#### Requirement
Set out each line from the following listing that includes the word "Mechanical".

#### Dataset records

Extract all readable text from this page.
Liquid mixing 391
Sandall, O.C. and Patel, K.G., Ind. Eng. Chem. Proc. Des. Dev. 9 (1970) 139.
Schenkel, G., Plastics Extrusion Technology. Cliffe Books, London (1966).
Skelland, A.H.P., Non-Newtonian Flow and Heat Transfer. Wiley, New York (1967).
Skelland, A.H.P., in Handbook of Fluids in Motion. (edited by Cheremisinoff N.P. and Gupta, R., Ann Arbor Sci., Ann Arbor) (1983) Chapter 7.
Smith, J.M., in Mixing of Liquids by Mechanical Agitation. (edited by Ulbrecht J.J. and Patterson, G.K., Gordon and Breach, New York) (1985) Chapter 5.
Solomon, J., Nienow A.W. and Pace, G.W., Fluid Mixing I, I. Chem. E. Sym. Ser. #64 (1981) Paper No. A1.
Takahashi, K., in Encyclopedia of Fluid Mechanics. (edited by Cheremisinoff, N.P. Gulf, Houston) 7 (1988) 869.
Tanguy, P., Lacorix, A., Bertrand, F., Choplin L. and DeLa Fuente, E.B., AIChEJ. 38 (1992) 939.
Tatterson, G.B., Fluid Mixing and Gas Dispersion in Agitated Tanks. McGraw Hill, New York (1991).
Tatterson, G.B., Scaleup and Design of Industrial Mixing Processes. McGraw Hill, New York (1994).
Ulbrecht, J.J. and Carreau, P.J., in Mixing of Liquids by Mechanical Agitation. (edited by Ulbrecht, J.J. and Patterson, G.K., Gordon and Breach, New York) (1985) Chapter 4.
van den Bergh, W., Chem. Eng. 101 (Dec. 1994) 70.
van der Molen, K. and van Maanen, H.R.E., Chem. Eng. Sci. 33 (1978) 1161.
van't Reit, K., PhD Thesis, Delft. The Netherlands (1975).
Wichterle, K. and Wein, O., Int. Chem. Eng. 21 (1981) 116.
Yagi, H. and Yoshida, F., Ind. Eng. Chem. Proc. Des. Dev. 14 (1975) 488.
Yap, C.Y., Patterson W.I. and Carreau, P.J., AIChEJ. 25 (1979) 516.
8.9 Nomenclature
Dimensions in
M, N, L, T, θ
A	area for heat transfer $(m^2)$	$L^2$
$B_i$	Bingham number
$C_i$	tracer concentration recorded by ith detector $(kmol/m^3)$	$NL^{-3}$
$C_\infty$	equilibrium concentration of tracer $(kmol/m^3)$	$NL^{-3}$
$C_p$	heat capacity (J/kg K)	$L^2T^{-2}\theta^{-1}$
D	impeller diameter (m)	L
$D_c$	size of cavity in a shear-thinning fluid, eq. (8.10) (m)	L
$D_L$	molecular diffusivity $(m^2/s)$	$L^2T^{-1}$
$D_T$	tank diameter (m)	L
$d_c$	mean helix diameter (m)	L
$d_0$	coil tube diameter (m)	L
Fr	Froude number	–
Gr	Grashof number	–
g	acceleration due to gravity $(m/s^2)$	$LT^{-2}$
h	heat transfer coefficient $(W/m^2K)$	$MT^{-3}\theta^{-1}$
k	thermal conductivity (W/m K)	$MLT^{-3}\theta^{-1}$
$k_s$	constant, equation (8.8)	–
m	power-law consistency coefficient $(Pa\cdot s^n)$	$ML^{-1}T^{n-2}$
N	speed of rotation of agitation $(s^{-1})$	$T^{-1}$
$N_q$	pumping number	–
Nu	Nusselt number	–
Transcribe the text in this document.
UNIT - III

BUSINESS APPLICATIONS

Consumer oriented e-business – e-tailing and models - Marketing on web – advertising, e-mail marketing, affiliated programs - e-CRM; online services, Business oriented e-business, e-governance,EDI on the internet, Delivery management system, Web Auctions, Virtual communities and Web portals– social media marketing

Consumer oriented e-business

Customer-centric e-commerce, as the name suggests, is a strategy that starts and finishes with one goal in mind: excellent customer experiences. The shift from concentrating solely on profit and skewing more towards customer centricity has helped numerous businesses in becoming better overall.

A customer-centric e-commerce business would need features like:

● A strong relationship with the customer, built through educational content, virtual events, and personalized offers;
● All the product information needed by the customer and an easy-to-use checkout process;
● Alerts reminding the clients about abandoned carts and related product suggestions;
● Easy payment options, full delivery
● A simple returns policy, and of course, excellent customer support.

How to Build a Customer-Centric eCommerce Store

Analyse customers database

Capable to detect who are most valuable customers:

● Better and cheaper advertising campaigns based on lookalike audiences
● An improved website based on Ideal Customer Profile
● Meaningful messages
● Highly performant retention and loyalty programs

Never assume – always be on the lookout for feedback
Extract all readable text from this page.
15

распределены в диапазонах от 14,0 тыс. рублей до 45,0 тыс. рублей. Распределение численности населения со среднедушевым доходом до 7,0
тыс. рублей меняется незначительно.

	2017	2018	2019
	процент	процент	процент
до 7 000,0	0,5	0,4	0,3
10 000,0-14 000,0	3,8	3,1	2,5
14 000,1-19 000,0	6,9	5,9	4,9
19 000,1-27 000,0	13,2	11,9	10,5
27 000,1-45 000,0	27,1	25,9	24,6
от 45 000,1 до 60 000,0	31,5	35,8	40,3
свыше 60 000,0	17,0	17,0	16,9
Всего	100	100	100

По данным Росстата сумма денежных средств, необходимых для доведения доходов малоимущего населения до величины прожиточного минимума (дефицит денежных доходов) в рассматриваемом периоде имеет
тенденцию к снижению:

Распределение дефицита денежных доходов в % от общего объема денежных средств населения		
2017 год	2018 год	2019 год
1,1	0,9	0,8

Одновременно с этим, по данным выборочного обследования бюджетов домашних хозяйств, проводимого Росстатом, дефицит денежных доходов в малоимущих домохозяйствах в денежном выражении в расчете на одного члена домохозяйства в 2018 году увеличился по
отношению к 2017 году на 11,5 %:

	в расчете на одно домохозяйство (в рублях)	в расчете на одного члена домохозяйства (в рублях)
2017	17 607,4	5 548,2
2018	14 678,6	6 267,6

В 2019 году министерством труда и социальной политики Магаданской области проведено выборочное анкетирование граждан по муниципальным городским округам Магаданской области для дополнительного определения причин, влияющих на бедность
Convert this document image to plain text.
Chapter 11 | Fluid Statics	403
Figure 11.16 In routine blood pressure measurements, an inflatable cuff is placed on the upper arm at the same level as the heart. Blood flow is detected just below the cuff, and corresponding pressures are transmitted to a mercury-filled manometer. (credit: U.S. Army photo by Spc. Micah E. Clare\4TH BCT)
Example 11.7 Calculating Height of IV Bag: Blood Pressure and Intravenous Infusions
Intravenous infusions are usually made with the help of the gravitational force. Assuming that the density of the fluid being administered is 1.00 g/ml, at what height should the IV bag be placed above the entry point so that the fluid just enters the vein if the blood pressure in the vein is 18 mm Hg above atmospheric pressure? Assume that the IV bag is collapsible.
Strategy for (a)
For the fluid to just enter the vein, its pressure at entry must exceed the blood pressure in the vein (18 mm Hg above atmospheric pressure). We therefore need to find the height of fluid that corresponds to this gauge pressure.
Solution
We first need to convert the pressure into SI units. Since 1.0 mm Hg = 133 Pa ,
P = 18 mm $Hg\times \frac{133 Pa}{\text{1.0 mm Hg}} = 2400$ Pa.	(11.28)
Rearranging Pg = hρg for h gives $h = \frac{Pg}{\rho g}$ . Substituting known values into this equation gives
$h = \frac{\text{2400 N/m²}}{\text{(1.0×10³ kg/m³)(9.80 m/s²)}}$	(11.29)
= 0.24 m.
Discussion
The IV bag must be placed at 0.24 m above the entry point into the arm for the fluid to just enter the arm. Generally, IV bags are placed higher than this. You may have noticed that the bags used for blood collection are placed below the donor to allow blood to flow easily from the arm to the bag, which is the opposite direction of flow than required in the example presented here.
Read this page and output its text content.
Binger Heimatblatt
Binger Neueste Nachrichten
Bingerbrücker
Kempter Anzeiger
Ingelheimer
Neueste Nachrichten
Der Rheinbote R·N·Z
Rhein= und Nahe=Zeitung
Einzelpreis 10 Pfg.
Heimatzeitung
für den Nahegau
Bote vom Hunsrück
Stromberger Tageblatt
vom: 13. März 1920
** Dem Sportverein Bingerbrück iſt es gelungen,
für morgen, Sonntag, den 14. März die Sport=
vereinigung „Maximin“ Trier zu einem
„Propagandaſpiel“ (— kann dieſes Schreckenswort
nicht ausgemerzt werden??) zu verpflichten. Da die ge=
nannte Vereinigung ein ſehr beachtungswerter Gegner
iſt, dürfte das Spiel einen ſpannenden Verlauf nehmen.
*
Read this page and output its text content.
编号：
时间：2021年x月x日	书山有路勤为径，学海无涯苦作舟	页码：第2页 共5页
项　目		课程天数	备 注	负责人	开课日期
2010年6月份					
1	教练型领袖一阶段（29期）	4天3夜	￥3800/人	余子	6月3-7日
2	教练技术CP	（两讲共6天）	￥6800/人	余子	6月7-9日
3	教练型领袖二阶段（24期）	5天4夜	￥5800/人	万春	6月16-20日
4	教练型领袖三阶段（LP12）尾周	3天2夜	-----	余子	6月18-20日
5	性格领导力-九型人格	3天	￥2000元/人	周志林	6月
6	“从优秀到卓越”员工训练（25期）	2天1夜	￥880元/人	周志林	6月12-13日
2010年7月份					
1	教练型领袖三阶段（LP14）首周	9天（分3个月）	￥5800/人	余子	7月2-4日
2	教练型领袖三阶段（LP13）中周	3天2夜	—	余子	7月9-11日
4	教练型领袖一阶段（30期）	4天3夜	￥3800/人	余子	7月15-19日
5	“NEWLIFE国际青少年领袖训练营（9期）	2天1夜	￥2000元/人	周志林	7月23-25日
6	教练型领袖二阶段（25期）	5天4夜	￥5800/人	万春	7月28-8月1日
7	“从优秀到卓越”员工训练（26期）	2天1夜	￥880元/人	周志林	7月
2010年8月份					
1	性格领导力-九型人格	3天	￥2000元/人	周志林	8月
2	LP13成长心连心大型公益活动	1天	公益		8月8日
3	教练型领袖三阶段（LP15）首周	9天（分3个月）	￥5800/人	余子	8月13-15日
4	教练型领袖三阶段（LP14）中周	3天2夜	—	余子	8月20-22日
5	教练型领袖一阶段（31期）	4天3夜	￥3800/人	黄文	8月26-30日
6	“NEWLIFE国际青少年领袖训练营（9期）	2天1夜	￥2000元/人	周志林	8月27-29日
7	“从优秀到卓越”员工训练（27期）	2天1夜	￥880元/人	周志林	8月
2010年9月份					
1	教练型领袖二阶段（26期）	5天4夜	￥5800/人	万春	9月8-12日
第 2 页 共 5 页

#### Correct output
Smith, J.M., in Mixing of Liquids by Mechanical Agitation. (edited by Ulbrecht J.J. and Patterson, G.K., Gordon and Breach, New York) (1985) Chapter 5.
Ulbrecht, J.J. and Carreau, P.J., in Mixing of Liquids by Mechanical Agitation. (edited by Ulbrecht, J.J. and Patterson, G.K., Gordon and Breach, New York) (1985) Chapter 4.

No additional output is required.